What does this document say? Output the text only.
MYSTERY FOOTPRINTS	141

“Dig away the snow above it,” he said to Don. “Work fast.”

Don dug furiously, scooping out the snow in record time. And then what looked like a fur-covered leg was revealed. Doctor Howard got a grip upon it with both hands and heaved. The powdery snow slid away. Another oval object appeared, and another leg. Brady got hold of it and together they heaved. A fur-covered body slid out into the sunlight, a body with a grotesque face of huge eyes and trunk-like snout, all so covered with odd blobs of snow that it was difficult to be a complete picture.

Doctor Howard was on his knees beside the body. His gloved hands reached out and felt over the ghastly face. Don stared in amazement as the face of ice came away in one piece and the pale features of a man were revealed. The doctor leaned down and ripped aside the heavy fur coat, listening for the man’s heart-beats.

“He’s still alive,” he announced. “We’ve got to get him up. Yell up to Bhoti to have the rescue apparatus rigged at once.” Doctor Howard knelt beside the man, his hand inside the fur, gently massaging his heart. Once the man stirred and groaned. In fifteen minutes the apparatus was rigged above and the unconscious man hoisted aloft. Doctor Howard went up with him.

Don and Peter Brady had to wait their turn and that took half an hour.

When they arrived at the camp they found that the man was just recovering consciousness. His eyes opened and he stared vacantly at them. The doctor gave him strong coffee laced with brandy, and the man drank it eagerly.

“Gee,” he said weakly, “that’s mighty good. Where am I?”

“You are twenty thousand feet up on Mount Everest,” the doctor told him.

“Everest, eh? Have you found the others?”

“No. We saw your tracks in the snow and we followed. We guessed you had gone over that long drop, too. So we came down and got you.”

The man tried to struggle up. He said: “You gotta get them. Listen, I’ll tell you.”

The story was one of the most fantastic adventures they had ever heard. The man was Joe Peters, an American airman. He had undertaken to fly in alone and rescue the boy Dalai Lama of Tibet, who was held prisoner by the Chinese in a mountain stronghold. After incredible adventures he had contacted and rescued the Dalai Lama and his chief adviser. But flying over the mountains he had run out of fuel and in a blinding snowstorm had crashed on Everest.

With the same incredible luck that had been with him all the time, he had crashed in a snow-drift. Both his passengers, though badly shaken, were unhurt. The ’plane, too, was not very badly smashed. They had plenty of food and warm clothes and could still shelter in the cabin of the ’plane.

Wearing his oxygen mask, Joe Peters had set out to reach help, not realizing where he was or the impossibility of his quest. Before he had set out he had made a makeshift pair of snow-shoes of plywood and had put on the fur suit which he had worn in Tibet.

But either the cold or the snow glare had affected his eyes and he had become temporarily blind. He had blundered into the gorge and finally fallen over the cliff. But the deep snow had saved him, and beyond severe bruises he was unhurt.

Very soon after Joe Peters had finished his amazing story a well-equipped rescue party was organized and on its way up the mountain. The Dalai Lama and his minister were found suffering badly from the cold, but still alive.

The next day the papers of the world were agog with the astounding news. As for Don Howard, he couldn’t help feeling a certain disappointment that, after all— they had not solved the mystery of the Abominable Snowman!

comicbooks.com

☆ ☆ ☆

Task goal → Print the complete listing again, exactly as it stands.

Result below →
What does this document say? Output the text only.
MYSTERY FOOTPRINTS	141

“Dig away the snow above it,” he said to Don. “Work fast.”

Don dug furiously, scooping out the snow in record time. And then what looked like a fur-covered leg was revealed. Doctor Howard got a grip upon it with both hands and heaved. The powdery snow slid away. Another oval object appeared, and another leg. Brady got hold of it and together they heaved. A fur-covered body slid out into the sunlight, a body with a grotesque face of huge eyes and trunk-like snout, all so covered with odd blobs of snow that it was difficult to be a complete picture.

Doctor Howard was on his knees beside the body. His gloved hands reached out and felt over the ghastly face. Don stared in amazement as the face of ice came away in one piece and the pale features of a man were revealed. The doctor leaned down and ripped aside the heavy fur coat, listening for the man’s heart-beats.

“He’s still alive,” he announced. “We’ve got to get him up. Yell up to Bhoti to have the rescue apparatus rigged at once.” Doctor Howard knelt beside the man, his hand inside the fur, gently massaging his heart. Once the man stirred and groaned. In fifteen minutes the apparatus was rigged above and the unconscious man hoisted aloft. Doctor Howard went up with him.

Don and Peter Brady had to wait their turn and that took half an hour.

When they arrived at the camp they found that the man was just recovering consciousness. His eyes opened and he stared vacantly at them. The doctor gave him strong coffee laced with brandy, and the man drank it eagerly.

“Gee,” he said weakly, “that’s mighty good. Where am I?”

“You are twenty thousand feet up on Mount Everest,” the doctor told him.

“Everest, eh? Have you found the others?”

“No. We saw your tracks in the snow and we followed. We guessed you had gone over that long drop, too. So we came down and got you.”

The man tried to struggle up. He said: “You gotta get them. Listen, I’ll tell you.”

The story was one of the most fantastic adventures they had ever heard. The man was Joe Peters, an American airman. He had undertaken to fly in alone and rescue the boy Dalai Lama of Tibet, who was held prisoner by the Chinese in a mountain stronghold. After incredible adventures he had contacted and rescued the Dalai Lama and his chief adviser. But flying over the mountains he had run out of fuel and in a blinding snowstorm had crashed on Everest.

With the same incredible luck that had been with him all the time, he had crashed in a snow-drift. Both his passengers, though badly shaken, were unhurt. The ’plane, too, was not very badly smashed. They had plenty of food and warm clothes and could still shelter in the cabin of the ’plane.

Wearing his oxygen mask, Joe Peters had set out to reach help, not realizing where he was or the impossibility of his quest. Before he had set out he had made a makeshift pair of snow-shoes of plywood and had put on the fur suit which he had worn in Tibet.

But either the cold or the snow glare had affected his eyes and he had become temporarily blind. He had blundered into the gorge and finally fallen over the cliff. But the deep snow had saved him, and beyond severe bruises he was unhurt.

Very soon after Joe Peters had finished his amazing story a well-equipped rescue party was organized and on its way up the mountain. The Dalai Lama and his minister were found suffering badly from the cold, but still alive.

The next day the papers of the world were agog with the astounding news. As for Don Howard, he couldn’t help feeling a certain disappointment that, after all— they had not solved the mystery of the Abominable Snowman!

comicbooks.com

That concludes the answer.